_Data excerpts:_
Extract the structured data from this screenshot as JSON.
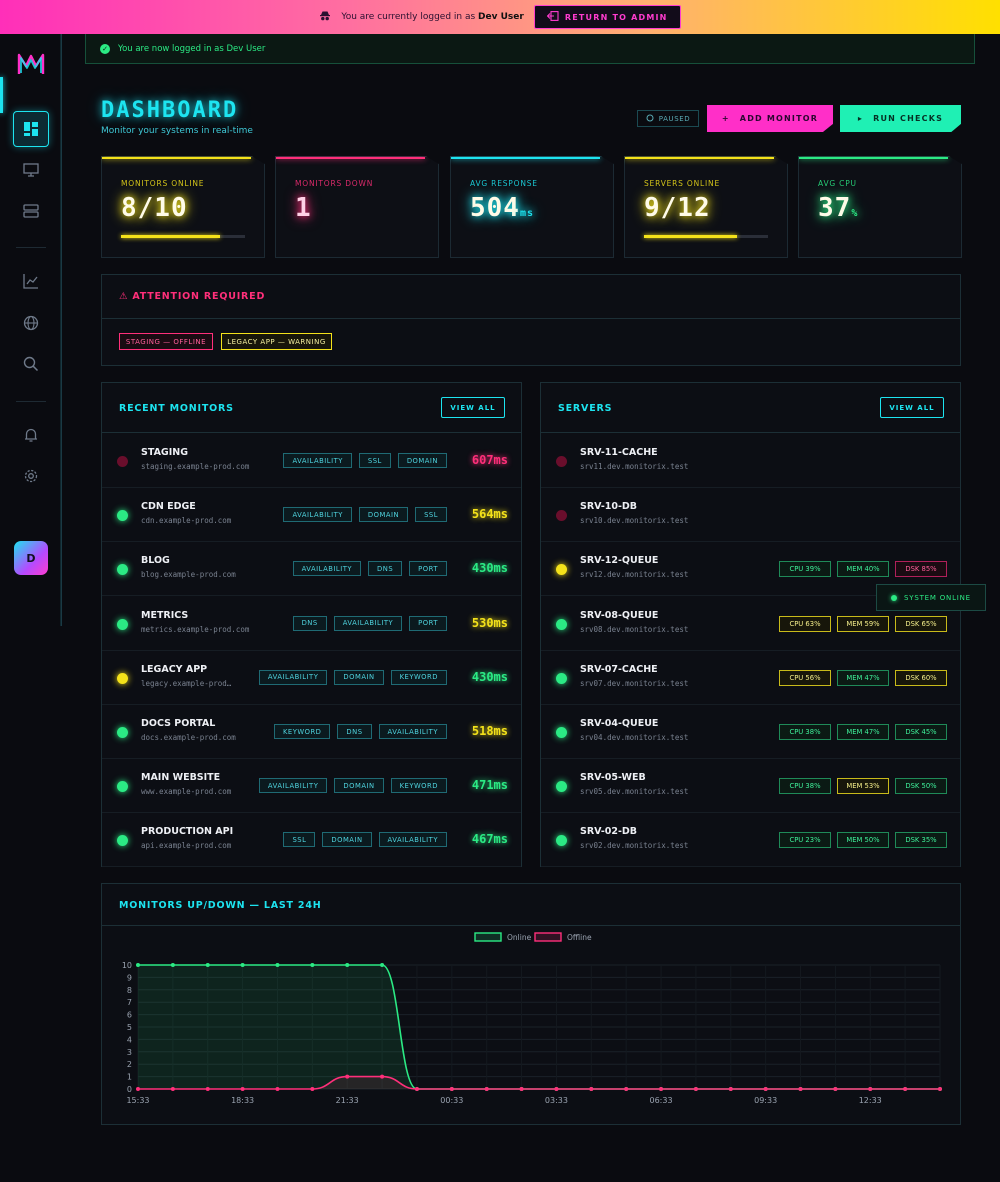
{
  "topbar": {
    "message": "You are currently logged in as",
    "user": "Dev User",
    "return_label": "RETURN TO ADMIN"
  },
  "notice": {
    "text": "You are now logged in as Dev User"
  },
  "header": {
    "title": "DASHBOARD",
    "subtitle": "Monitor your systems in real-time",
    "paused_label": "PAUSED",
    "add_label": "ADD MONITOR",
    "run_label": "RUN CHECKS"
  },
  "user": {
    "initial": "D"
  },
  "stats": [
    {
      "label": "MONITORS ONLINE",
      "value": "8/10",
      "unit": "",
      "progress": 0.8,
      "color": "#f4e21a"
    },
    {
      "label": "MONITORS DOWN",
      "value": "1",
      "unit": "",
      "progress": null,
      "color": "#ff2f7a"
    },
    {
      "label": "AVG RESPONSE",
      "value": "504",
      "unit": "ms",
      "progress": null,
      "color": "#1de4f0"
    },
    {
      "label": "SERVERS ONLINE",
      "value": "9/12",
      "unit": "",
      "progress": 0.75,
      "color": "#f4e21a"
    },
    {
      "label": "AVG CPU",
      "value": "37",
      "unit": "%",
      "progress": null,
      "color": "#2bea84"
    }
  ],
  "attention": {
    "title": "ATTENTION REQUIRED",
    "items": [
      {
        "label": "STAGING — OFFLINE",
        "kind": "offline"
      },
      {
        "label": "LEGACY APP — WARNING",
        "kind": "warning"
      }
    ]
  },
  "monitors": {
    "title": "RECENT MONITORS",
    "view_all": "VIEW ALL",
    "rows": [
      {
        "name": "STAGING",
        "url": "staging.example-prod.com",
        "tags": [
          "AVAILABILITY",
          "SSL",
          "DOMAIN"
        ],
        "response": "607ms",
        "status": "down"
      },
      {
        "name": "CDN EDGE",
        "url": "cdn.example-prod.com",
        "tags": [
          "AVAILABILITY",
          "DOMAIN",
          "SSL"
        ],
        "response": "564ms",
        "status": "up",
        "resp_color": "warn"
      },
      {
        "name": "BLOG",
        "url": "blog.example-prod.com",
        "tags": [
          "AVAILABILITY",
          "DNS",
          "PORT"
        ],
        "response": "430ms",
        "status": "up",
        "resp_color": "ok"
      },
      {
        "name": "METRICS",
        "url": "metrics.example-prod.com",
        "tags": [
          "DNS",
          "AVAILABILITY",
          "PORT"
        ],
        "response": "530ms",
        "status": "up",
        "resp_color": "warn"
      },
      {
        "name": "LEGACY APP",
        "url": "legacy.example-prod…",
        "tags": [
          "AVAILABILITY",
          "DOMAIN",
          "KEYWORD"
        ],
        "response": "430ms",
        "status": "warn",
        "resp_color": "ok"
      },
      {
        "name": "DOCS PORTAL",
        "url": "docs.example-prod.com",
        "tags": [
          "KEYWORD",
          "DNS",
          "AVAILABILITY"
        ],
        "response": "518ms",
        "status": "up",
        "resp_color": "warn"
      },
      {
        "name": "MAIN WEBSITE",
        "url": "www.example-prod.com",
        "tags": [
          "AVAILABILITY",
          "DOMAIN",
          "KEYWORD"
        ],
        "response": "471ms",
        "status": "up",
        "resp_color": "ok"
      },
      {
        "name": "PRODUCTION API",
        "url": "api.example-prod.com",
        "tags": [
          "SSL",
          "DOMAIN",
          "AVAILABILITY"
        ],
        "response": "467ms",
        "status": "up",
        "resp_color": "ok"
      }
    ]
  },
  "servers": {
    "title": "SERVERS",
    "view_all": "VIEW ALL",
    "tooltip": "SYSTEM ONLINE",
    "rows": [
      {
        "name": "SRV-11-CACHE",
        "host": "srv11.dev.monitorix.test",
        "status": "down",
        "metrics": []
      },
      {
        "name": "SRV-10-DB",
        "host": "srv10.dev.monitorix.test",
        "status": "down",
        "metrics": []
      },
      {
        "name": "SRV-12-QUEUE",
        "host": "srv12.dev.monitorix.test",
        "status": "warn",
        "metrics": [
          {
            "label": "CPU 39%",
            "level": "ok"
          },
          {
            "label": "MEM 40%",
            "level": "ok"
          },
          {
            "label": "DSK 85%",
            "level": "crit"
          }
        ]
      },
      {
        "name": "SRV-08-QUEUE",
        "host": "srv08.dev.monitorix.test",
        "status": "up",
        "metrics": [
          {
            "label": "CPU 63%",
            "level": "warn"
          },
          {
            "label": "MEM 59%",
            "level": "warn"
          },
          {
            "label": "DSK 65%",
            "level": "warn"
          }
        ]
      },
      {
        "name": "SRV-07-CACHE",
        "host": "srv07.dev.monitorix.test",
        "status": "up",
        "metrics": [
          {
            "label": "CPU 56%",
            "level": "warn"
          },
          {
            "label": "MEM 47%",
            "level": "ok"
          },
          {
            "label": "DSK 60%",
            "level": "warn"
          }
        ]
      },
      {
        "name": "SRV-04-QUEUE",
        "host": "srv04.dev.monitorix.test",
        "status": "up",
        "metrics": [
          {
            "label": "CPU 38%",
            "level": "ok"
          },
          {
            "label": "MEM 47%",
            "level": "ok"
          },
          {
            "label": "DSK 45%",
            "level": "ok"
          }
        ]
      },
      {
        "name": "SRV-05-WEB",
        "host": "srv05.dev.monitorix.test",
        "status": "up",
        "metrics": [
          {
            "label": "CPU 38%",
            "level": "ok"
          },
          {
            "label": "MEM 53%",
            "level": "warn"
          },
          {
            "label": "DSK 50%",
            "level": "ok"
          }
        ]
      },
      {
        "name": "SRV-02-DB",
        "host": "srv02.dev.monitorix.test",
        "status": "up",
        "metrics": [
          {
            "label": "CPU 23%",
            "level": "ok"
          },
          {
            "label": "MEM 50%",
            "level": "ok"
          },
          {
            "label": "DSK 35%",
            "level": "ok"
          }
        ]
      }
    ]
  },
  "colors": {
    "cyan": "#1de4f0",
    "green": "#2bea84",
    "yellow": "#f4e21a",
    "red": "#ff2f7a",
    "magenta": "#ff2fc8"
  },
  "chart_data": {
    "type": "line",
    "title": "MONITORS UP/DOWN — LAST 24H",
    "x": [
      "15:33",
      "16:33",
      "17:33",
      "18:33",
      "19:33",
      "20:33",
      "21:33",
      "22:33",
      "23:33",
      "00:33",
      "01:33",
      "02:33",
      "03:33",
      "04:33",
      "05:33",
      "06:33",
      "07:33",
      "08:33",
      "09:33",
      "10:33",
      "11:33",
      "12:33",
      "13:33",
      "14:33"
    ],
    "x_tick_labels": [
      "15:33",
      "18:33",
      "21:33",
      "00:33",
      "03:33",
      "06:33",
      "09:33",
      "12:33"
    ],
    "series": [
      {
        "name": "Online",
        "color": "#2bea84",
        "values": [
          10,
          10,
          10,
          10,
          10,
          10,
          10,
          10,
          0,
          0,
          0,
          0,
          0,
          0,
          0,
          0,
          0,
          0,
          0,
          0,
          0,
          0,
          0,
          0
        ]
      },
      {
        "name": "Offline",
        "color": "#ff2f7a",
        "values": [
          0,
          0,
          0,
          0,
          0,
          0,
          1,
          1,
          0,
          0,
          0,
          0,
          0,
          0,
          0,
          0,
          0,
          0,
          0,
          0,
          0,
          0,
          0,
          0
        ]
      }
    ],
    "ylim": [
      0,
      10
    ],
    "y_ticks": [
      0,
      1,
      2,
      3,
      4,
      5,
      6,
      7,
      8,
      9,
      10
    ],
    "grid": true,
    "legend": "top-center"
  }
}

_Goal of the exercise:_ Show each line in the entries that holds the string "monitorix".

_Written reply:_
        "host": "srv11.dev.monitorix.test",
        "host": "srv10.dev.monitorix.test",
        "host": "srv12.dev.monitorix.test",
        "host": "srv08.dev.monitorix.test",
        "host": "srv07.dev.monitorix.test",
        "host": "srv04.dev.monitorix.test",
        "host": "srv05.dev.monitorix.test",
        "host": "srv02.dev.monitorix.test",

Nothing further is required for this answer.